## ITEMS:
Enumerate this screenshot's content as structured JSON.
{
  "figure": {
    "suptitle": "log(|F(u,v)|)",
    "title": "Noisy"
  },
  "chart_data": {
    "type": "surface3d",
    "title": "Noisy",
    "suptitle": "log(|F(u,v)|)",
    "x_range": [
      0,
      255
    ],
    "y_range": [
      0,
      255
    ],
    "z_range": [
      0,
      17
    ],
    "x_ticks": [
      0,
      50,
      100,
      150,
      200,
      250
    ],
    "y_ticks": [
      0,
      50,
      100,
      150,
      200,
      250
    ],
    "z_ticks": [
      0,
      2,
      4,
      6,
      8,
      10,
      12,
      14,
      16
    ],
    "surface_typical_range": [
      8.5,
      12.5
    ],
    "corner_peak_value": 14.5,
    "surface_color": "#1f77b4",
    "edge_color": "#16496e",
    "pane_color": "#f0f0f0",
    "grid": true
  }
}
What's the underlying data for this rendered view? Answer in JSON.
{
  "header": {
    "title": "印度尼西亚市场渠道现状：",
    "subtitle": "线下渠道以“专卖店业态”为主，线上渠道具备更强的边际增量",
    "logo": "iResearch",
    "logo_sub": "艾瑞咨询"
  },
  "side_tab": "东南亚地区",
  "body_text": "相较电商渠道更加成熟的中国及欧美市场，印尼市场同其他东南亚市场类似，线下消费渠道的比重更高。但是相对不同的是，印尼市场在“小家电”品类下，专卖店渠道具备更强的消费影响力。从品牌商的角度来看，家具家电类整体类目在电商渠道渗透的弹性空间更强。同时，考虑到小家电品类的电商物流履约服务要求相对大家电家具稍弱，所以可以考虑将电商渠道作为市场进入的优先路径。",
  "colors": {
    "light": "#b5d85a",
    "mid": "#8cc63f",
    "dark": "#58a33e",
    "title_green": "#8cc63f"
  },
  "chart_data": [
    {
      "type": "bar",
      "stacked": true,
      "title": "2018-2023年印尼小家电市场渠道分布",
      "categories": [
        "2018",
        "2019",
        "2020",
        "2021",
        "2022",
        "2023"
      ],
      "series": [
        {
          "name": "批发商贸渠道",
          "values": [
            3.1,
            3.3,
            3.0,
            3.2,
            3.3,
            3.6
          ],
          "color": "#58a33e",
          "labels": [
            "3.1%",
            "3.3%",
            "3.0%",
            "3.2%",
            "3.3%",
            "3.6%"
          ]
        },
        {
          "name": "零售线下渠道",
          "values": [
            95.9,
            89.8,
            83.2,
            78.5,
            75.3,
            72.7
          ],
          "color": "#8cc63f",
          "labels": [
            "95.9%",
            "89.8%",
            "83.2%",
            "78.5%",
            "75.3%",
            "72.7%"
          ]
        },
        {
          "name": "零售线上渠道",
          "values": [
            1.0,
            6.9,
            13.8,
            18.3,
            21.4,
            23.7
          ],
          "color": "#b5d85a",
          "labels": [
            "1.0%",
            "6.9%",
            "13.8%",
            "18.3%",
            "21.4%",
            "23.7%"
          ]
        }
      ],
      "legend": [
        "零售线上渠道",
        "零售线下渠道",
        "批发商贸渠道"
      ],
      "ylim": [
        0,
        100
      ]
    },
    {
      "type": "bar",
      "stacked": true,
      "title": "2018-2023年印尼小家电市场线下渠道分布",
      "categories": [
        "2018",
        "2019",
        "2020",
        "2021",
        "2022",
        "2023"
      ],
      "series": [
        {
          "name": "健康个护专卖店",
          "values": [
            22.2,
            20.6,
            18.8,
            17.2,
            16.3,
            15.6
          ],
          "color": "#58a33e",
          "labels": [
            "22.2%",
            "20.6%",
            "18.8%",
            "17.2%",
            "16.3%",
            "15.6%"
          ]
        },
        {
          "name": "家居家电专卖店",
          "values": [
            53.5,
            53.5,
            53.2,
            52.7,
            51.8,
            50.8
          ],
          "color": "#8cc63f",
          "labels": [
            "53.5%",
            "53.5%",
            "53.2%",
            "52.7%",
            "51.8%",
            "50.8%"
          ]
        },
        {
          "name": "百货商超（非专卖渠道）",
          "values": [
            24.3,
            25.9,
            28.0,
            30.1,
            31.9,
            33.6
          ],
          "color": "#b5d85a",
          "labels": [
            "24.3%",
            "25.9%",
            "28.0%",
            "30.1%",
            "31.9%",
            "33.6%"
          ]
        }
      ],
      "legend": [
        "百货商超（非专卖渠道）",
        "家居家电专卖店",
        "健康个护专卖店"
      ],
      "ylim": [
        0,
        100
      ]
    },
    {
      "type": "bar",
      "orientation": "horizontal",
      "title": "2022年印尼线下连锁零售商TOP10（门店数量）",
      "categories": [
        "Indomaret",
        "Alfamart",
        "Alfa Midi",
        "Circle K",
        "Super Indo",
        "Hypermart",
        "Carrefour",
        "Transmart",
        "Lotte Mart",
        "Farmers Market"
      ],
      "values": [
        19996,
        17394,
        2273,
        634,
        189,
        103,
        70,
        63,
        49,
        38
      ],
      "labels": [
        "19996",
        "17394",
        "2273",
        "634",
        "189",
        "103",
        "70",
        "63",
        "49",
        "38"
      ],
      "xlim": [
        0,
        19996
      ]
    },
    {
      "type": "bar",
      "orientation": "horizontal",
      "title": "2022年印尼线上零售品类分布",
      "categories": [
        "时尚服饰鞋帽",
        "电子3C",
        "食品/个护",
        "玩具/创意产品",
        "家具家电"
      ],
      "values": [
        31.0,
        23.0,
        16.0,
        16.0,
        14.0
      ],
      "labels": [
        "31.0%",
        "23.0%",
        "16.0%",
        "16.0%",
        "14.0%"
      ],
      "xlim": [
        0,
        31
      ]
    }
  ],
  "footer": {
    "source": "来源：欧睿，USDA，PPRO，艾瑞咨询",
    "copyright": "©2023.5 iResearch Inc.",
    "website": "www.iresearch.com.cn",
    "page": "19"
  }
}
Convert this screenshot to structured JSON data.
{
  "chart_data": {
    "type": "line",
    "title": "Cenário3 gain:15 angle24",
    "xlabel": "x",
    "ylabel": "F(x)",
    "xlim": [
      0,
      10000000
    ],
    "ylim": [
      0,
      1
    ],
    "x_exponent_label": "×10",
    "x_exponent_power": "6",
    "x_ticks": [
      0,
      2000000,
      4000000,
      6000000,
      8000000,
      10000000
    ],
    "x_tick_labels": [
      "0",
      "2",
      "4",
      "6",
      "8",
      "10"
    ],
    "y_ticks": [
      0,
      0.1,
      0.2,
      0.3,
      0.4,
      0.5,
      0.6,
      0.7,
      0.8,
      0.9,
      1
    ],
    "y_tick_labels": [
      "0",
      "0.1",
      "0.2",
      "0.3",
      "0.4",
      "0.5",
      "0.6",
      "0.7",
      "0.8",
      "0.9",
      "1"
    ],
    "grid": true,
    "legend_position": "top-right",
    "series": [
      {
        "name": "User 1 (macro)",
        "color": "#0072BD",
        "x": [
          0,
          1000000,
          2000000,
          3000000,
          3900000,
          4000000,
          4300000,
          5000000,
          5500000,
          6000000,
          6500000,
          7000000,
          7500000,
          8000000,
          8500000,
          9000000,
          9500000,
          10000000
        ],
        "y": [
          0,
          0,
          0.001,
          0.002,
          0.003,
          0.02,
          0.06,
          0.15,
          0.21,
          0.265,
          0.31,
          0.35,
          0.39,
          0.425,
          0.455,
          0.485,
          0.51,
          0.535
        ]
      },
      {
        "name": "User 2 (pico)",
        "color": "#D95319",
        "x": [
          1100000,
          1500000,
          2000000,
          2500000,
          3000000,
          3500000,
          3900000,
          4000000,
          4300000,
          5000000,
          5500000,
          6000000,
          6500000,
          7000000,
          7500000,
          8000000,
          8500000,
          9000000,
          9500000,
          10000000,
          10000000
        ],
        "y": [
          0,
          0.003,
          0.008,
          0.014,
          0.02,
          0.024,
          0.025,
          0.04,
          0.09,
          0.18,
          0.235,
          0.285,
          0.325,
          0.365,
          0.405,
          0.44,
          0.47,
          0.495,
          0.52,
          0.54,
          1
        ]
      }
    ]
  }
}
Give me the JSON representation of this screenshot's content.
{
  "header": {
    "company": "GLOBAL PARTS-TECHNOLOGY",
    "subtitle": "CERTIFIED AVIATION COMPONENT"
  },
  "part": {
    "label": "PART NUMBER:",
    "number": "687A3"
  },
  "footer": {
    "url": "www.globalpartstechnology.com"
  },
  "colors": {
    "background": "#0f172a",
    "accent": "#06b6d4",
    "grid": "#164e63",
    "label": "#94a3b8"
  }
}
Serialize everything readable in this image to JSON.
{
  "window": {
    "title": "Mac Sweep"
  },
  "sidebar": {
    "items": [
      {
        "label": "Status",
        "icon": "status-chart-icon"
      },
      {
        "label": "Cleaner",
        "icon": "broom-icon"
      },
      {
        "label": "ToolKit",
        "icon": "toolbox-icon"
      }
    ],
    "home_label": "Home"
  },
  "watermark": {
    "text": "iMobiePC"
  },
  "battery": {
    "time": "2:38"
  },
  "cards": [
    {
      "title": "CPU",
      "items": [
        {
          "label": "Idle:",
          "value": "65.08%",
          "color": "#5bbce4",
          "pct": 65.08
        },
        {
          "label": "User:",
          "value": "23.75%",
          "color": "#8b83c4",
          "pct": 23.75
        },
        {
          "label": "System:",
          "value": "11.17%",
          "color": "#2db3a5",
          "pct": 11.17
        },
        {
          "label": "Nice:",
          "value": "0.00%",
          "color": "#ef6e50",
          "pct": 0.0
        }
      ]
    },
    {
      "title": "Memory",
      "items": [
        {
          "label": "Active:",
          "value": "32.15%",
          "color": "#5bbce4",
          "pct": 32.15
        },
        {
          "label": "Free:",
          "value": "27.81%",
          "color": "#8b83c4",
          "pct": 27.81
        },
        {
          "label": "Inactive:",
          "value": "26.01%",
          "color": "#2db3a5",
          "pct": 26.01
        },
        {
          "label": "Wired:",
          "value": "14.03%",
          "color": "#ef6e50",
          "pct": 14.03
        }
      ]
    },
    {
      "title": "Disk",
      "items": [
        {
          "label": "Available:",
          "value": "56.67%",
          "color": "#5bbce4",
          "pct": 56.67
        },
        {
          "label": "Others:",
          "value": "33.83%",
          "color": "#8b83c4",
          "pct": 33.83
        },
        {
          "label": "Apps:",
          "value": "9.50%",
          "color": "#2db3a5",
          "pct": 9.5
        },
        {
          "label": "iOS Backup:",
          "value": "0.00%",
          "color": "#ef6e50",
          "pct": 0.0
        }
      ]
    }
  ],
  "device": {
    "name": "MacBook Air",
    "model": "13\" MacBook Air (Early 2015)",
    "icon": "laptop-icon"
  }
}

## WORK INSTRUCTIONS:
Going through the records above, state how many lines carry "true", with no other text.

## COMPLETED TASK:
4